◆ **ACTIVITY**
From the entries below, gather every line containing the string "JSON".

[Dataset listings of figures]

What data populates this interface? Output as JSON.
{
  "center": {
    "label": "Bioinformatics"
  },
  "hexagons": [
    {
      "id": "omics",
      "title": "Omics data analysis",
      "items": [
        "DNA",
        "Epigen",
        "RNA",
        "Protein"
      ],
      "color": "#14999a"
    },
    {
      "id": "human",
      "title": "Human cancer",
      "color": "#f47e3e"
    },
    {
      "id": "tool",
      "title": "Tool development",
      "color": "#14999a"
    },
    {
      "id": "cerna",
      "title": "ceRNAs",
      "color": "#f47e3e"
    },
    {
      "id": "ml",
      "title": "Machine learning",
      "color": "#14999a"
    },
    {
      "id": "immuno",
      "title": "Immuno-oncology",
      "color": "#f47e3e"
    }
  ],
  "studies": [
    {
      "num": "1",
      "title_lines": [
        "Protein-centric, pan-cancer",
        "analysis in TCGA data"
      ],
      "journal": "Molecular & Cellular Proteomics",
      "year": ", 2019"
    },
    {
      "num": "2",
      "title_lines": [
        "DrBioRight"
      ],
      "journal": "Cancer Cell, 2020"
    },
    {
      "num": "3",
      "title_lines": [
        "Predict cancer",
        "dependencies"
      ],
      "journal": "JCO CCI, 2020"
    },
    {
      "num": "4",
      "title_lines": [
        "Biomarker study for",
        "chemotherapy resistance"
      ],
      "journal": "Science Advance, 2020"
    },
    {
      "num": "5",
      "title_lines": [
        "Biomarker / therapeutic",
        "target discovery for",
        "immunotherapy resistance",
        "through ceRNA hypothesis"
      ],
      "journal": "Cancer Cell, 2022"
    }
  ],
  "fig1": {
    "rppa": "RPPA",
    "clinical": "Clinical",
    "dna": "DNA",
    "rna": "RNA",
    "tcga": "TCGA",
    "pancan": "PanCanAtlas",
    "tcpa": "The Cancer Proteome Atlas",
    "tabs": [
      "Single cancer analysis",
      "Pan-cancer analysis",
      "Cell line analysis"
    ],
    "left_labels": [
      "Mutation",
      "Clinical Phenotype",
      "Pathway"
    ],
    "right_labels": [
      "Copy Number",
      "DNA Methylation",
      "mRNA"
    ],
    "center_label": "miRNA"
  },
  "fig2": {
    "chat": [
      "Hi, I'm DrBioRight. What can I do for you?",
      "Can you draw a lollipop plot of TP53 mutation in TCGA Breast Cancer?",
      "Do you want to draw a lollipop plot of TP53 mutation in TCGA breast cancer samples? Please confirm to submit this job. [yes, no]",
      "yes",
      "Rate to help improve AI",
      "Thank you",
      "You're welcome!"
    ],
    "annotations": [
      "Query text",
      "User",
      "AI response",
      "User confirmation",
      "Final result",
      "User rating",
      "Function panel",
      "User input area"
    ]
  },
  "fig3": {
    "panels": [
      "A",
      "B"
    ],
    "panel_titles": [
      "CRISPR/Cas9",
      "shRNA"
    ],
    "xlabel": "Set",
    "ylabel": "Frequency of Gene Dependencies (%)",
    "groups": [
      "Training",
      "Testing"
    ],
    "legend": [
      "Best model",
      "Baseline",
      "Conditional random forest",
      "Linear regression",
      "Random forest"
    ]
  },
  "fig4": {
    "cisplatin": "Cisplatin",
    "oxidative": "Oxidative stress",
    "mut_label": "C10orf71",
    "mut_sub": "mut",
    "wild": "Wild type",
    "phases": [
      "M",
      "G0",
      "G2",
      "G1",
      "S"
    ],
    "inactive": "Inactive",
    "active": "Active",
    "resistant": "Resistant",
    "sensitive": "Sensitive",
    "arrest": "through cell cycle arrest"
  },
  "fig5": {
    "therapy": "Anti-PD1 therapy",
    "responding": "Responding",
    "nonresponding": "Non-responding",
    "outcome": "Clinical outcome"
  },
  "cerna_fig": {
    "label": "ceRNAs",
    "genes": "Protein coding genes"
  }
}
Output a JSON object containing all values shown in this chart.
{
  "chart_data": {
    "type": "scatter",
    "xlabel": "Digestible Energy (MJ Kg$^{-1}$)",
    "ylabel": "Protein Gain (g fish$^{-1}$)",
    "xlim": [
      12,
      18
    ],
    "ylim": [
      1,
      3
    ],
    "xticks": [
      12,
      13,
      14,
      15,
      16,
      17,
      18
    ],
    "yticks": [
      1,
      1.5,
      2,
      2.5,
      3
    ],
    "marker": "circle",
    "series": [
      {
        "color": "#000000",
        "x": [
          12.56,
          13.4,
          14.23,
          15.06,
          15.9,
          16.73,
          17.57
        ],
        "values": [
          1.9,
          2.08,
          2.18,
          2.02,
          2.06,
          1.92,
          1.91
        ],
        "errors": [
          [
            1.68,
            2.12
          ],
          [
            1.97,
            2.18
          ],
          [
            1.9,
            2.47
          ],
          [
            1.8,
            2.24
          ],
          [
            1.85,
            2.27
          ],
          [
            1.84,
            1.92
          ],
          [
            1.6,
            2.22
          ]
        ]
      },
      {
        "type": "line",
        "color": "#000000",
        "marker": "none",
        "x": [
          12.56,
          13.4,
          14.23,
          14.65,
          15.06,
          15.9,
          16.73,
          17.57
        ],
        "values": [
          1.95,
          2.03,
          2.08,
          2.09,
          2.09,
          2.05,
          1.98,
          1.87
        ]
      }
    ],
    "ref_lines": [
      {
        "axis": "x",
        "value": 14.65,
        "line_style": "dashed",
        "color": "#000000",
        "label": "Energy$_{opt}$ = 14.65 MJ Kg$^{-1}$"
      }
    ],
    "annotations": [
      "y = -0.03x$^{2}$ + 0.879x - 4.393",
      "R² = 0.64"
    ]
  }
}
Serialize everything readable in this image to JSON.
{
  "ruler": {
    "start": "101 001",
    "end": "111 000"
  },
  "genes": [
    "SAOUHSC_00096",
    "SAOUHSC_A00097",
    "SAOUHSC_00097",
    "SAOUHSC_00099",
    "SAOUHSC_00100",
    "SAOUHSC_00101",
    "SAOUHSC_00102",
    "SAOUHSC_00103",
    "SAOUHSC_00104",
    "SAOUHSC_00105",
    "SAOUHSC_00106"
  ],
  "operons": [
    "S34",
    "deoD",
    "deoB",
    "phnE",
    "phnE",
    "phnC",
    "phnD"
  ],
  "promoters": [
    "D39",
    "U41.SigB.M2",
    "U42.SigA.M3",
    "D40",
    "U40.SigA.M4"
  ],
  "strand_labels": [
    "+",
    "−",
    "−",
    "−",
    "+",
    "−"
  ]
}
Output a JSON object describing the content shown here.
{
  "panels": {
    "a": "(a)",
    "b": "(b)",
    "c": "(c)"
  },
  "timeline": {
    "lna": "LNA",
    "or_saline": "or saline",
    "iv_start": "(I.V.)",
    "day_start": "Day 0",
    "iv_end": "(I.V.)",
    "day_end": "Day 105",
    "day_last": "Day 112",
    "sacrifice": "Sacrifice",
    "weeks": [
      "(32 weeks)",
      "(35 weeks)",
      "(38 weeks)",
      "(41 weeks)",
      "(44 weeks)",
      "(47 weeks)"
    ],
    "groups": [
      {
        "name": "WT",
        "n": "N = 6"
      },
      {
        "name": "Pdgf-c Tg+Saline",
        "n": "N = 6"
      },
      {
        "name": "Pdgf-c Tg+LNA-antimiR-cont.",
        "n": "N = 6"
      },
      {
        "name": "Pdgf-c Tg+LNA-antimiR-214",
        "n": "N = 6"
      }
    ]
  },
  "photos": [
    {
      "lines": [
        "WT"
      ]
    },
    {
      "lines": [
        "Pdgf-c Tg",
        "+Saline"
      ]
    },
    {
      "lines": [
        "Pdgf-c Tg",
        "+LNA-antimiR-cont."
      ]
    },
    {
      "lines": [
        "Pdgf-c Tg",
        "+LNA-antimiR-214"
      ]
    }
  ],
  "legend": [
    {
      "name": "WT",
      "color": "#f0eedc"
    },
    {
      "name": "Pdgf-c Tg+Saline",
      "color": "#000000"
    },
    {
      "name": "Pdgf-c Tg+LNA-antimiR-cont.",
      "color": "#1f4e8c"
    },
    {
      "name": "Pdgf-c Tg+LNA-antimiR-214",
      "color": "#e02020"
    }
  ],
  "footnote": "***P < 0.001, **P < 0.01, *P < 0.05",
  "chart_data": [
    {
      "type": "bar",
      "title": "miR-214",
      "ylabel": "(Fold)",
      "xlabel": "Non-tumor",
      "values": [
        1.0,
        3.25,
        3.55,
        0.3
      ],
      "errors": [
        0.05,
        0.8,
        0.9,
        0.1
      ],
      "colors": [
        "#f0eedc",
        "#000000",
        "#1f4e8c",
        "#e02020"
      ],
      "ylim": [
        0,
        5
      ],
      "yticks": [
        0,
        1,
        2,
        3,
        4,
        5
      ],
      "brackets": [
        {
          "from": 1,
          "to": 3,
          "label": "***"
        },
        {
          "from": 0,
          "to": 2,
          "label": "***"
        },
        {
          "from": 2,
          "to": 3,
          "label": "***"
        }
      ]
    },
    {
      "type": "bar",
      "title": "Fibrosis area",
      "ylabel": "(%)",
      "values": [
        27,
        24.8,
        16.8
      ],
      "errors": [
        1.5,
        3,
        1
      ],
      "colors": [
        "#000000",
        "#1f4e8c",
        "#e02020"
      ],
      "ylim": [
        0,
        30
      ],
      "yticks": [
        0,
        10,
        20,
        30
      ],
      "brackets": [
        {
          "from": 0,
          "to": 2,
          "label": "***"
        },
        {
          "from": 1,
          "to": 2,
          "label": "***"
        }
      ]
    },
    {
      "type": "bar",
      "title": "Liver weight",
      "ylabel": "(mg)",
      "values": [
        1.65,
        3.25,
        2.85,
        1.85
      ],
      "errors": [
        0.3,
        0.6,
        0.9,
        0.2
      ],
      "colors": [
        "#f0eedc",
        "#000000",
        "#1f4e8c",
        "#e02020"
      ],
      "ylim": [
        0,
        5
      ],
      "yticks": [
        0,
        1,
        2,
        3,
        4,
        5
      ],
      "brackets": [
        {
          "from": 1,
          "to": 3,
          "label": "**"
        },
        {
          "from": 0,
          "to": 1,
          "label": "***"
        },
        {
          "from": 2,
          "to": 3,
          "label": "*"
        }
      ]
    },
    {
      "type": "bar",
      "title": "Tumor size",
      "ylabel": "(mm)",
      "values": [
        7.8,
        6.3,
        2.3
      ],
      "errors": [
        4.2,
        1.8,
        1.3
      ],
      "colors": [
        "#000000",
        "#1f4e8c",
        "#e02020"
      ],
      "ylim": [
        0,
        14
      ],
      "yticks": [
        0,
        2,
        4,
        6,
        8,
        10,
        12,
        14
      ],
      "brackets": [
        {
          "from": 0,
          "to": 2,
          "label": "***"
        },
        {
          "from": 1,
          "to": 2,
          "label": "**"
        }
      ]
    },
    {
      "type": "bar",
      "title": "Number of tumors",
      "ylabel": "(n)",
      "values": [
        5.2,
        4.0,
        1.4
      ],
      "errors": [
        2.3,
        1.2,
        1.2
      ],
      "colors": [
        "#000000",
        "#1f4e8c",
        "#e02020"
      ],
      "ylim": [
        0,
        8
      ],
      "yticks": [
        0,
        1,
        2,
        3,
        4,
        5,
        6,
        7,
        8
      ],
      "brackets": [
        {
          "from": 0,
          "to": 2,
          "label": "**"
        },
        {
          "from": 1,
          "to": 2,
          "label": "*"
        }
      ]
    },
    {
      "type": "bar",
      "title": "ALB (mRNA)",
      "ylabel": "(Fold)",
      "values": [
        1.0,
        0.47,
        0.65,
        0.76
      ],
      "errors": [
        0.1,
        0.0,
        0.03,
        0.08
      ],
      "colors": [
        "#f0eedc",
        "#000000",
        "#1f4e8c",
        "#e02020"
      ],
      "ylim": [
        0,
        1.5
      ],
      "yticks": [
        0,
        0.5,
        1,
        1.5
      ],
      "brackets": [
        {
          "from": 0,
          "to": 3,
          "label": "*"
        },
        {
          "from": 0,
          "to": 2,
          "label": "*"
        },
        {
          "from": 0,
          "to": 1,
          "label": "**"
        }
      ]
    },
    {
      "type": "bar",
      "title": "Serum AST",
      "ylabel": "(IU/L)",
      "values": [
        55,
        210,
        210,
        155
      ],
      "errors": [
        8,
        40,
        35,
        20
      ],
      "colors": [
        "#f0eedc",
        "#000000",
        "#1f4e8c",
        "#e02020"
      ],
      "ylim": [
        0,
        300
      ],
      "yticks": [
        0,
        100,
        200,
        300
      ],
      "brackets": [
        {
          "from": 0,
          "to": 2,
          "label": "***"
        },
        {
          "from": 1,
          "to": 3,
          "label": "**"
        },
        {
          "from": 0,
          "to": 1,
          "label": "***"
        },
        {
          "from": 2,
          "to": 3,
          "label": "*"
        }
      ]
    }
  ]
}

◆ **SOLUTION TO THE PROBLEM**
What data populates this interface? Output as JSON.
Output a JSON object containing all values shown in this chart.
Serialize everything readable in this image to JSON.
Output a JSON object describing the content shown here.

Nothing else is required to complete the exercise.